(Data records)
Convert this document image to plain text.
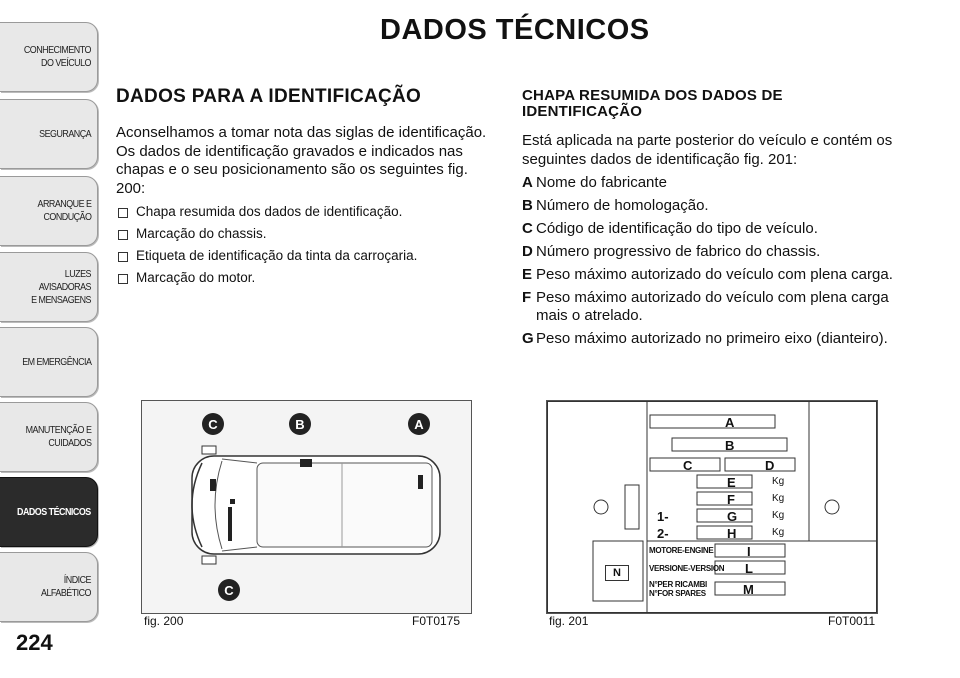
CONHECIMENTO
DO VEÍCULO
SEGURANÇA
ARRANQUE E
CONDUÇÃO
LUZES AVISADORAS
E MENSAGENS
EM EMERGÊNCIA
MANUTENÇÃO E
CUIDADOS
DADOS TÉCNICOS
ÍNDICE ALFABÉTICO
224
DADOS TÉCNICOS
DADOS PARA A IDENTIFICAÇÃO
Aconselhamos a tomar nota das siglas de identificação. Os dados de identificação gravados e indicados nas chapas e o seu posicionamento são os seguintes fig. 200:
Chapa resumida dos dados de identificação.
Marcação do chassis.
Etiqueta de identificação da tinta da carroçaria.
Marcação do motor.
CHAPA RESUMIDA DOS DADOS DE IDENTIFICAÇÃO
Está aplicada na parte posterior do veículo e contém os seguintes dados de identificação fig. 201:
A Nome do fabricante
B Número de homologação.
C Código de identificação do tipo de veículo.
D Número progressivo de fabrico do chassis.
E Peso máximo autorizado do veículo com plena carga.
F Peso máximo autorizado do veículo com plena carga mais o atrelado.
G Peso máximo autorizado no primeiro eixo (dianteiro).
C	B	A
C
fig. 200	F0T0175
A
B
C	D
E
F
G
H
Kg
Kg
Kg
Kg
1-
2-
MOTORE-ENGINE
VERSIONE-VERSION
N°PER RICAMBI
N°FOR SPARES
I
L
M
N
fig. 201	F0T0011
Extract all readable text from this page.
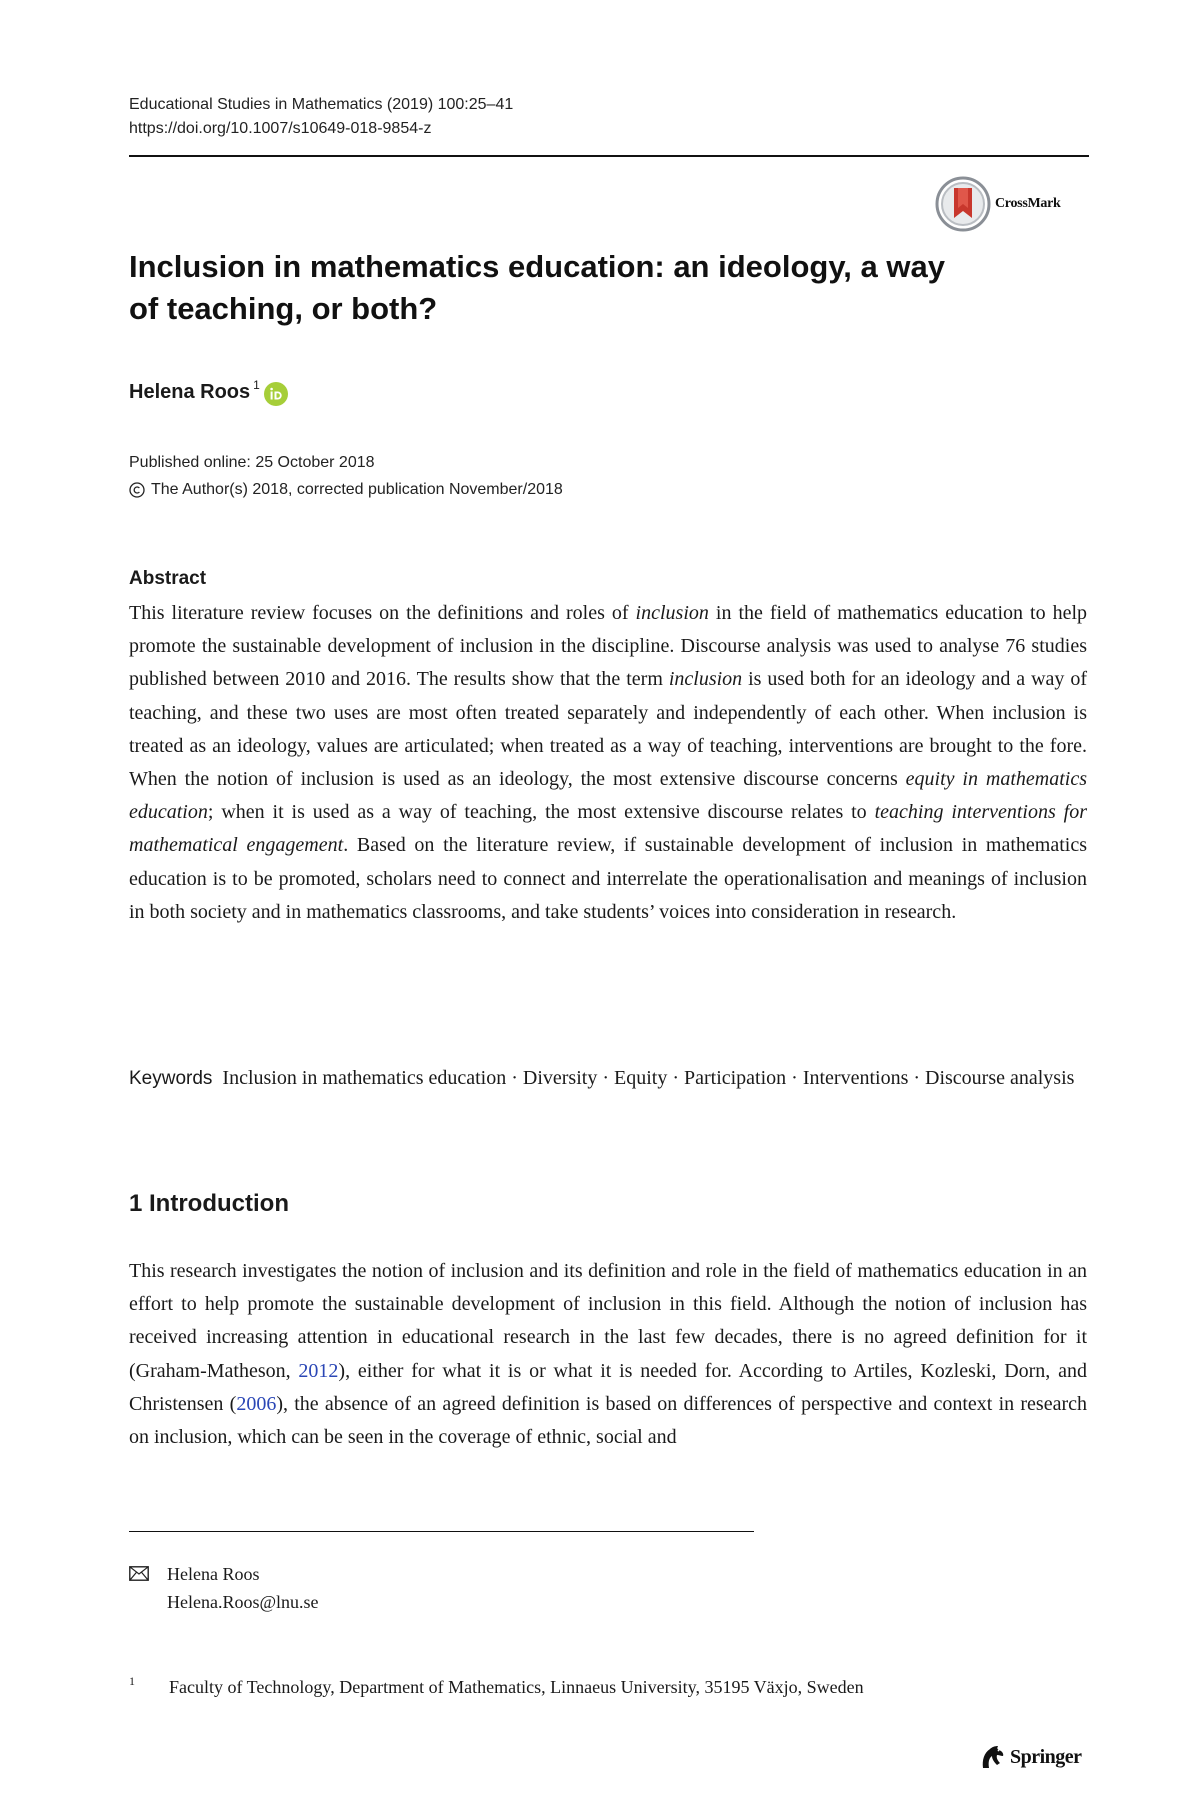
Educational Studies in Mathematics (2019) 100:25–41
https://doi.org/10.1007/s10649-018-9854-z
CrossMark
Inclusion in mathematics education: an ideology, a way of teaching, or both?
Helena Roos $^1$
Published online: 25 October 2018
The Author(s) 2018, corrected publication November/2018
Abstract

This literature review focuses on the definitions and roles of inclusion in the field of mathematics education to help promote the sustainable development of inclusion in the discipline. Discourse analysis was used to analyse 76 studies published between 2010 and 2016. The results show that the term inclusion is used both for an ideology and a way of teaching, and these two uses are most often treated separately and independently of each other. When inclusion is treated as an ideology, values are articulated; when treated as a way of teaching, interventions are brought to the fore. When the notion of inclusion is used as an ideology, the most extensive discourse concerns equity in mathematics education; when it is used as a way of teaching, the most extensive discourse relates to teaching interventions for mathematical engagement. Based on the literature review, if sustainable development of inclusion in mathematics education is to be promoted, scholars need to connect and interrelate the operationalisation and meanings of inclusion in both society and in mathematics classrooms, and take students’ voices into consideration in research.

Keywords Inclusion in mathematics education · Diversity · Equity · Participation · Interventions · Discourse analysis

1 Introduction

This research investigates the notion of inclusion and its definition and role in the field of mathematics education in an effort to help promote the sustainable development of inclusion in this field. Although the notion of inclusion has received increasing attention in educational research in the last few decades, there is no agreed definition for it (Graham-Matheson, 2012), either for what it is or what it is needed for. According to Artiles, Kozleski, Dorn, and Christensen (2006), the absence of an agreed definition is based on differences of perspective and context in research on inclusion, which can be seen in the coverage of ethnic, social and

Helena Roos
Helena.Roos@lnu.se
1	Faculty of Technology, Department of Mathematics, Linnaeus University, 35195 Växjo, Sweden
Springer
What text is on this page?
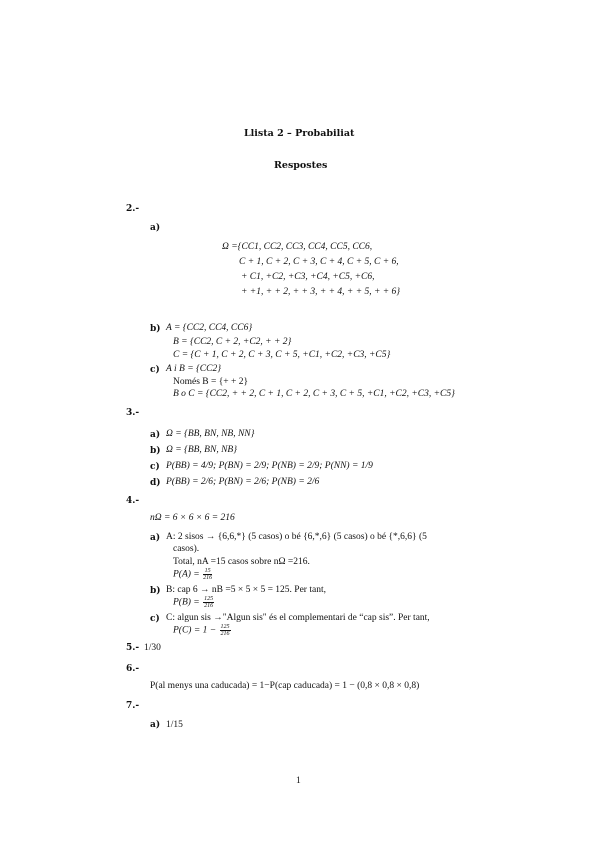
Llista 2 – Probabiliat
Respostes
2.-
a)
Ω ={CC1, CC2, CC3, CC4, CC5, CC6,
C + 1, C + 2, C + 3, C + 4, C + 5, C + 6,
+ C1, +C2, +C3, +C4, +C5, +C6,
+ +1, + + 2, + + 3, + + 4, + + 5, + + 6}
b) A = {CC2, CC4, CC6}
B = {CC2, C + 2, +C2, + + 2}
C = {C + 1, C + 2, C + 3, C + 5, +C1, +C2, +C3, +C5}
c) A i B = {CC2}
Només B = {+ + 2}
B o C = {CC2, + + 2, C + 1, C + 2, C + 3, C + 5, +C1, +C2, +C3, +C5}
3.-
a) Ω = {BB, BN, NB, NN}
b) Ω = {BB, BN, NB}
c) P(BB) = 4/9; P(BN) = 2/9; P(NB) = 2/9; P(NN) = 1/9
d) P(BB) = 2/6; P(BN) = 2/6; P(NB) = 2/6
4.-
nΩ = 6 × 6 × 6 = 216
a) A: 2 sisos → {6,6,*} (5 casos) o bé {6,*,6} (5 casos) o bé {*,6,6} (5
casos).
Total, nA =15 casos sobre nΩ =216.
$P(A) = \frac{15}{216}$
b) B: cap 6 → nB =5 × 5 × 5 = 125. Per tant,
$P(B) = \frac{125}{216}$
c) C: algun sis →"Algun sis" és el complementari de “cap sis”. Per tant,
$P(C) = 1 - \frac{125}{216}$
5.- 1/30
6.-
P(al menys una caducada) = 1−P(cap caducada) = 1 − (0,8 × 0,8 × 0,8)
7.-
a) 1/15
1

DESCRIPTION OF THE TASK: Among the entries above, how many lines include the word "plena"? Give the number with no comment.

SOLUTION: 2